▶ _Objective_:
Output every entry exactly as written, but omit the pictures.

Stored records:

-- BEGIN --

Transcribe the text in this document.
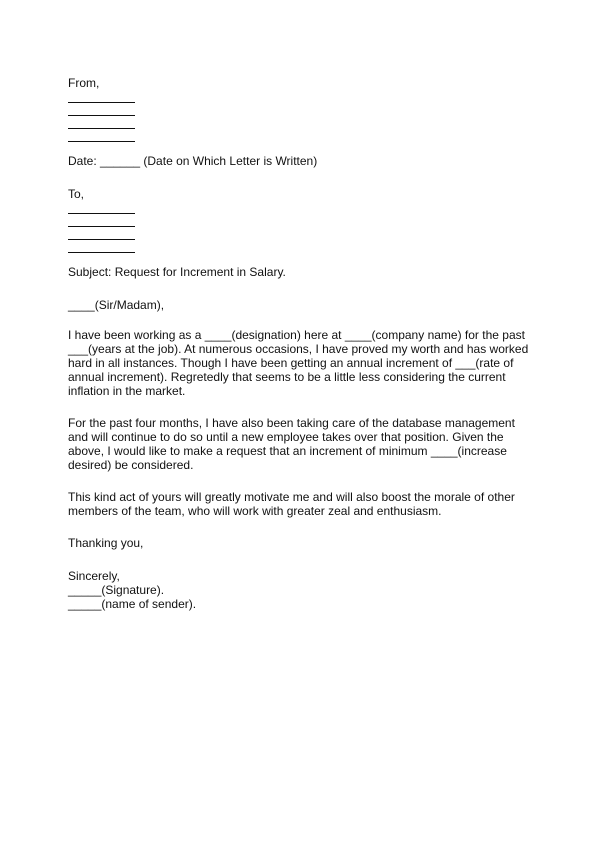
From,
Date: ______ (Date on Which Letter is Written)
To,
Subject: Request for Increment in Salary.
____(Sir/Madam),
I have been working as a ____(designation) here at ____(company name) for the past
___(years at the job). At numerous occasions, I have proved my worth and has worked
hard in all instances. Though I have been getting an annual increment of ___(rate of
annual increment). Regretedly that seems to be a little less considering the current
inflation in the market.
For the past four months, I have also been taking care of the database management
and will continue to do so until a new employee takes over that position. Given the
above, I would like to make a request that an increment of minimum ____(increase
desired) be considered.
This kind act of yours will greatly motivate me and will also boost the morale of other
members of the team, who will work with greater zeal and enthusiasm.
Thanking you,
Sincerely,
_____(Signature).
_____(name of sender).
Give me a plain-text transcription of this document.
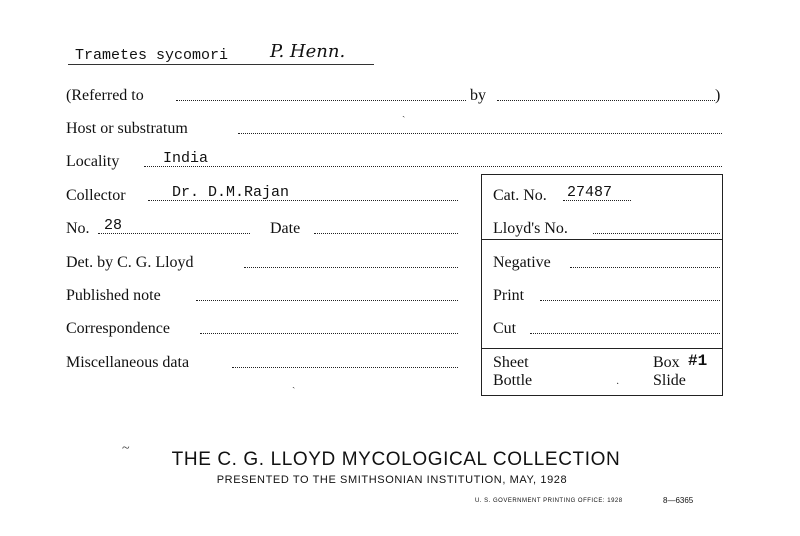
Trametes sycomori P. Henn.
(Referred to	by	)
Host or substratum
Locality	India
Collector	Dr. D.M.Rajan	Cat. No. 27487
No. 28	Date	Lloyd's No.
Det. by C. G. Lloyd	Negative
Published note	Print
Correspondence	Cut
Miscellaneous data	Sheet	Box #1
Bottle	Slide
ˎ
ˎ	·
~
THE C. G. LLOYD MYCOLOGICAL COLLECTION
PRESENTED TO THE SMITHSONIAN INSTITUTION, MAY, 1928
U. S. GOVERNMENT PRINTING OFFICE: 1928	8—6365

-- END --

▶ _The solution_:
Transcribe the text in this document.
From,
Date: ______ (Date on Which Letter is Written)
To,
Subject: Request for Increment in Salary.
____(Sir/Madam),
I have been working as a ____(designation) here at ____(company name) for the past
___(years at the job). At numerous occasions, I have proved my worth and has worked
hard in all instances. Though I have been getting an annual increment of ___(rate of
annual increment). Regretedly that seems to be a little less considering the current
inflation in the market.
For the past four months, I have also been taking care of the database management
and will continue to do so until a new employee takes over that position. Given the
above, I would like to make a request that an increment of minimum ____(increase
desired) be considered.
This kind act of yours will greatly motivate me and will also boost the morale of other
members of the team, who will work with greater zeal and enthusiasm.
Thanking you,
Sincerely,
_____(Signature).
_____(name of sender).
Give me a plain-text transcription of this document.
Trametes sycomori P. Henn.
(Referred to	by	)
Host or substratum
Locality	India
Collector	Dr. D.M.Rajan	Cat. No. 27487
No. 28	Date	Lloyd's No.
Det. by C. G. Lloyd	Negative
Published note	Print
Correspondence	Cut
Miscellaneous data	Sheet	Box #1
Bottle	Slide
ˎ
ˎ	·
~
THE C. G. LLOYD MYCOLOGICAL COLLECTION
PRESENTED TO THE SMITHSONIAN INSTITUTION, MAY, 1928
U. S. GOVERNMENT PRINTING OFFICE: 1928	8—6365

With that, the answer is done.